Write out the listing again word for word, starting at its first line and ending at the line that contains "folder-open-icon[interactable] xyxy=(129,54,151,76)", with both of those lines included.
┏━━
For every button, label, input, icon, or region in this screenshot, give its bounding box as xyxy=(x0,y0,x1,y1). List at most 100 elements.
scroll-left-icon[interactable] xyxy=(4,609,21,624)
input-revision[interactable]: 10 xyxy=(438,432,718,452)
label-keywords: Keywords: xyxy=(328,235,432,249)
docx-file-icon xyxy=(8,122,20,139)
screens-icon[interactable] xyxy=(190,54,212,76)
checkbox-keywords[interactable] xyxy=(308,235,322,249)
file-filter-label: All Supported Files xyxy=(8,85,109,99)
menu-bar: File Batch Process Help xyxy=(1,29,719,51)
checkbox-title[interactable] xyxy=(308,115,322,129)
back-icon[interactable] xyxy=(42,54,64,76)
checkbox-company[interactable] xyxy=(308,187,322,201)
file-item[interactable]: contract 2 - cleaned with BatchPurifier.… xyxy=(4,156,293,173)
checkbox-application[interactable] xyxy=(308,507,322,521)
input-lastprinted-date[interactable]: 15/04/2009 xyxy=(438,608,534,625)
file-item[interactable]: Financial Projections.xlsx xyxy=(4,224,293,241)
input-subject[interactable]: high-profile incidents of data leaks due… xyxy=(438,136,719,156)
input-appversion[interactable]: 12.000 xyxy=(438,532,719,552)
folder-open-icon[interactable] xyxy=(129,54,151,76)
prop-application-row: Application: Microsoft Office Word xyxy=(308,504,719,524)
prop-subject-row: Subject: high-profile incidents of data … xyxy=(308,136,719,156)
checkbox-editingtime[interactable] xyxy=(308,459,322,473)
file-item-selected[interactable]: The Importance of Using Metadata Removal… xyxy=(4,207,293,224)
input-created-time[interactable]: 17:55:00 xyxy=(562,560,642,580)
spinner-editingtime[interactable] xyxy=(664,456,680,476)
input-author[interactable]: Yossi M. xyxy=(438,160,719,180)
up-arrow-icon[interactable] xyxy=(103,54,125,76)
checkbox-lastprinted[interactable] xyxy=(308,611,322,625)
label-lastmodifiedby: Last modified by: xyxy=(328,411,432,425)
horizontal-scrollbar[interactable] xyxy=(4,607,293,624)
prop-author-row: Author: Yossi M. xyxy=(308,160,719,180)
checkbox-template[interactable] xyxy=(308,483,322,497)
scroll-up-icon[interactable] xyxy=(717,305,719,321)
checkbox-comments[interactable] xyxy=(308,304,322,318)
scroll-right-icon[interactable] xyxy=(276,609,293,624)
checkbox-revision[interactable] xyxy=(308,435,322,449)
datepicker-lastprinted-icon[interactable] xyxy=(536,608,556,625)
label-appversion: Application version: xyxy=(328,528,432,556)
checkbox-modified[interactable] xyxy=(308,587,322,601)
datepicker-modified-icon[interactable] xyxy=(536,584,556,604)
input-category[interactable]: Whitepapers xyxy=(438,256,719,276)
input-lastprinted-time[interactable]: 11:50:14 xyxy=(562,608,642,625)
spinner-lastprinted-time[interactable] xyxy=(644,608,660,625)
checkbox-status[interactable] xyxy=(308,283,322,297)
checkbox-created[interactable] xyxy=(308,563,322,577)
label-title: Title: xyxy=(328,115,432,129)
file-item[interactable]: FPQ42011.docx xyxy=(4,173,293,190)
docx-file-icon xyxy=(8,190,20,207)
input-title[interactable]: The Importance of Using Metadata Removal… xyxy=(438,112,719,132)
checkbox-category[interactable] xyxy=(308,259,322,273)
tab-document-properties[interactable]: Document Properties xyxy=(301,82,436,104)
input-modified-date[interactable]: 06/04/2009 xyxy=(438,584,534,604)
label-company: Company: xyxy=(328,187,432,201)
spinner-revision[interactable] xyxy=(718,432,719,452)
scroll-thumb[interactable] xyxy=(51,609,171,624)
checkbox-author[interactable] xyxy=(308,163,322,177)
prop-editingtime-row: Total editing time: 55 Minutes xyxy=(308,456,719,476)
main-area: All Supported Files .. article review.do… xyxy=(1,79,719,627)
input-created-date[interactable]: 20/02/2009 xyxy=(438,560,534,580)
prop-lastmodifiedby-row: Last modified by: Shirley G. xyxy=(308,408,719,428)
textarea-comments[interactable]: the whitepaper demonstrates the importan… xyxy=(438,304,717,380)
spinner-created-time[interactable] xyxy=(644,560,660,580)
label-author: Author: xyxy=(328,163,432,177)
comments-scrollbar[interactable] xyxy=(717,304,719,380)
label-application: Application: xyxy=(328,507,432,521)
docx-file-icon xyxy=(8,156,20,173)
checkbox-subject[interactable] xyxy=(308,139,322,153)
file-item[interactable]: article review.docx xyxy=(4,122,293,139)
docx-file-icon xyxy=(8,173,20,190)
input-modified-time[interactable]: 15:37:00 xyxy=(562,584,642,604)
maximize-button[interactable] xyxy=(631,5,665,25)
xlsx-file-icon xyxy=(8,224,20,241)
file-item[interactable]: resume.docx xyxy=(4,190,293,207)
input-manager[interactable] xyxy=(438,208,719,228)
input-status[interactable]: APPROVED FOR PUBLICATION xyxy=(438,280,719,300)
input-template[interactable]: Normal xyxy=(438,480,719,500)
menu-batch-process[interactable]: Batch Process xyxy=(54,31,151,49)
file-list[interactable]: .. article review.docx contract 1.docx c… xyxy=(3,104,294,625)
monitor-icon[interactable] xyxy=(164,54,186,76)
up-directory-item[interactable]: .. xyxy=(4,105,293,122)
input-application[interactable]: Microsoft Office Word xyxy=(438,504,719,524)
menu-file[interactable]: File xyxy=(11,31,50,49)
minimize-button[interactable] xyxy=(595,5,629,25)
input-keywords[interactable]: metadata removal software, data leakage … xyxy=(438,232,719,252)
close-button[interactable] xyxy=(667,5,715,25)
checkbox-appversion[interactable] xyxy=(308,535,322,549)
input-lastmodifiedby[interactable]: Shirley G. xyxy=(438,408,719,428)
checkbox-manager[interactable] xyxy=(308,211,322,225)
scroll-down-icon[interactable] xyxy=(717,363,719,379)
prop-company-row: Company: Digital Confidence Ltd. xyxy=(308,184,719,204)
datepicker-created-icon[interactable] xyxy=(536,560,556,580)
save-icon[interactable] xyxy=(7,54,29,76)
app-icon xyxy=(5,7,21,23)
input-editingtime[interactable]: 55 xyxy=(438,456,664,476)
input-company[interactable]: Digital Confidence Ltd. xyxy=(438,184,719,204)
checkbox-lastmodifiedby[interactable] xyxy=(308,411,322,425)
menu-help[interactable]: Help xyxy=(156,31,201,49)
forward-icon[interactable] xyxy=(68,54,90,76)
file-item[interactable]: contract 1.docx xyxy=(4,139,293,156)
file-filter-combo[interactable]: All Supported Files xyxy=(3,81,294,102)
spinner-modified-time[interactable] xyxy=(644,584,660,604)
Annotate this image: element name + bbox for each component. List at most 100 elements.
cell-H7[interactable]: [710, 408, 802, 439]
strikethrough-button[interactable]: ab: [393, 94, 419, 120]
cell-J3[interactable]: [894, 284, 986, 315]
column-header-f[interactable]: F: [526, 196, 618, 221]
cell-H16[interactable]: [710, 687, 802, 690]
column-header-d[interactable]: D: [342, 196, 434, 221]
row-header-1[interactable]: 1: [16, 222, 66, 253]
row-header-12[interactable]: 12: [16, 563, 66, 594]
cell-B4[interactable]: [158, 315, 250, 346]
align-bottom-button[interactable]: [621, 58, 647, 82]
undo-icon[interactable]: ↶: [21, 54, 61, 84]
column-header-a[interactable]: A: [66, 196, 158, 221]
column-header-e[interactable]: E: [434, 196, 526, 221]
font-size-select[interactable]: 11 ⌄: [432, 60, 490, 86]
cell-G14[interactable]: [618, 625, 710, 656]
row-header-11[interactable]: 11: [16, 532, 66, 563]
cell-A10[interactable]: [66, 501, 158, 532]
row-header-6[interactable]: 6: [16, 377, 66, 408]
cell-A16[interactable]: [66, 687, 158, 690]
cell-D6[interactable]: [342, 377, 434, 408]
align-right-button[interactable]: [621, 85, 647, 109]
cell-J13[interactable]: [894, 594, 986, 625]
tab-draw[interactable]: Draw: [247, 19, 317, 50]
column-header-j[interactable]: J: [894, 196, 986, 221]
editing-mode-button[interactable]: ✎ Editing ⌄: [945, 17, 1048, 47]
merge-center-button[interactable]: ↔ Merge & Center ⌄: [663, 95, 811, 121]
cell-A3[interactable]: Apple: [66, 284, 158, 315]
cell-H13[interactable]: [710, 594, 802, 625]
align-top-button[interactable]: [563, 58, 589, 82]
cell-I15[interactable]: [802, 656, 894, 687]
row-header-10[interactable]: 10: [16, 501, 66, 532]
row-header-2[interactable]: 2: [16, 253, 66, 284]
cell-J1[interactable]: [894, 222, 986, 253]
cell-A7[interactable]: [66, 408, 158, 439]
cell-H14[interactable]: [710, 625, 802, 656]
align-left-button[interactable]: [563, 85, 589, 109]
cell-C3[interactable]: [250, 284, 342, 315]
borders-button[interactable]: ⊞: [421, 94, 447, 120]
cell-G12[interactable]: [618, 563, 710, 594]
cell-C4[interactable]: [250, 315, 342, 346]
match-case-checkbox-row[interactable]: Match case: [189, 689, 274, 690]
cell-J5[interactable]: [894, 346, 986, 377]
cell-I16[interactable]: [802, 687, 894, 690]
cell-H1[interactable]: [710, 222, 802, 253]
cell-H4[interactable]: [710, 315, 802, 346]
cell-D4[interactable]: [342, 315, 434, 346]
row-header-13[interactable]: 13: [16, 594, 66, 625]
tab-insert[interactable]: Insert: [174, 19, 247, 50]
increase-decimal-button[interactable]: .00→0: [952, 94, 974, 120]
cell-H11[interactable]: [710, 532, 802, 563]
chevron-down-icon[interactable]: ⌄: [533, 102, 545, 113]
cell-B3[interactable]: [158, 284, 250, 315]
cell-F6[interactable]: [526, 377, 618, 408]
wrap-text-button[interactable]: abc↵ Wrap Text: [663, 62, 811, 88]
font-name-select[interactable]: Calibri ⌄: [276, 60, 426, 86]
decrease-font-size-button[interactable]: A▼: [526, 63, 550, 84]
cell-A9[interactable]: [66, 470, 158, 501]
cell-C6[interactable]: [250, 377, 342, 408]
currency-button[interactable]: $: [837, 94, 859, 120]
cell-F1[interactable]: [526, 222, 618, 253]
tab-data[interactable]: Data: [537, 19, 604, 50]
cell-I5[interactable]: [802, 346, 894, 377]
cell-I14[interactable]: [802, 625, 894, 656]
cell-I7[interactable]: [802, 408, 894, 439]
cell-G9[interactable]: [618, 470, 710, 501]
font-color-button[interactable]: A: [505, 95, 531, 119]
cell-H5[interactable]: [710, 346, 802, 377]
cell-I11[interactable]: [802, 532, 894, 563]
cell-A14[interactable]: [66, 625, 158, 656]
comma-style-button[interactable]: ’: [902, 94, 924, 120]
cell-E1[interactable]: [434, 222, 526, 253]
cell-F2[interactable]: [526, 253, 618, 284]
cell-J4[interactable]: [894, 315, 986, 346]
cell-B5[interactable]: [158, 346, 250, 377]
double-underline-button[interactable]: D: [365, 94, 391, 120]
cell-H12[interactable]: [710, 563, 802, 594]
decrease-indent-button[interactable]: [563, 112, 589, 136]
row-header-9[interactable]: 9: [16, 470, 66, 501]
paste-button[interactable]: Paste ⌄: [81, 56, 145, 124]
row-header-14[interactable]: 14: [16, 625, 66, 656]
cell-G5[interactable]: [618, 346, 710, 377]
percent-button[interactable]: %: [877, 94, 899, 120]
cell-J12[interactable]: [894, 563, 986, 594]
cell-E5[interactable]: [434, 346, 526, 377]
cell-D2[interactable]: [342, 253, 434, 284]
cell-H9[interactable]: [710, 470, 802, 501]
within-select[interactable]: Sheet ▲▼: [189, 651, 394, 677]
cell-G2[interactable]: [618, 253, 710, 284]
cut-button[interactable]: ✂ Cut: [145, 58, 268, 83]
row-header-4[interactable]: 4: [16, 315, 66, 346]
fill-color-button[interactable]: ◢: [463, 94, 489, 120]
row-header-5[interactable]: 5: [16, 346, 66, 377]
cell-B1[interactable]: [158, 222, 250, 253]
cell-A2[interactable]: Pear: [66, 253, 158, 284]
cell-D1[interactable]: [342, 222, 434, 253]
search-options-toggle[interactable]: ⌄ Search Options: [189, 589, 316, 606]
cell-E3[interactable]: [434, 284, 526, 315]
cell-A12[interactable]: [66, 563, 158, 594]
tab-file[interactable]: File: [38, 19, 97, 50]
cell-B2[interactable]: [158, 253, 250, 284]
┗━━
### Correct response
For every button, label, input, icon, or region in this screenshot, give its bounding box as xyxy=(x0,y0,x1,y1). List at most 100 elements.
scroll-left-icon[interactable] xyxy=(4,609,21,624)
input-revision[interactable]: 10 xyxy=(438,432,718,452)
label-keywords: Keywords: xyxy=(328,235,432,249)
docx-file-icon xyxy=(8,122,20,139)
screens-icon[interactable] xyxy=(190,54,212,76)
checkbox-keywords[interactable] xyxy=(308,235,322,249)
file-filter-label: All Supported Files xyxy=(8,85,109,99)
menu-bar: File Batch Process Help xyxy=(1,29,719,51)
checkbox-title[interactable] xyxy=(308,115,322,129)
back-icon[interactable] xyxy=(42,54,64,76)
checkbox-company[interactable] xyxy=(308,187,322,201)
file-item[interactable]: contract 2 - cleaned with BatchPurifier.… xyxy=(4,156,293,173)
checkbox-application[interactable] xyxy=(308,507,322,521)
input-lastprinted-date[interactable]: 15/04/2009 xyxy=(438,608,534,625)
file-item[interactable]: Financial Projections.xlsx xyxy=(4,224,293,241)
input-subject[interactable]: high-profile incidents of data leaks due… xyxy=(438,136,719,156)
input-appversion[interactable]: 12.000 xyxy=(438,532,719,552)
folder-open-icon[interactable] xyxy=(129,54,151,76)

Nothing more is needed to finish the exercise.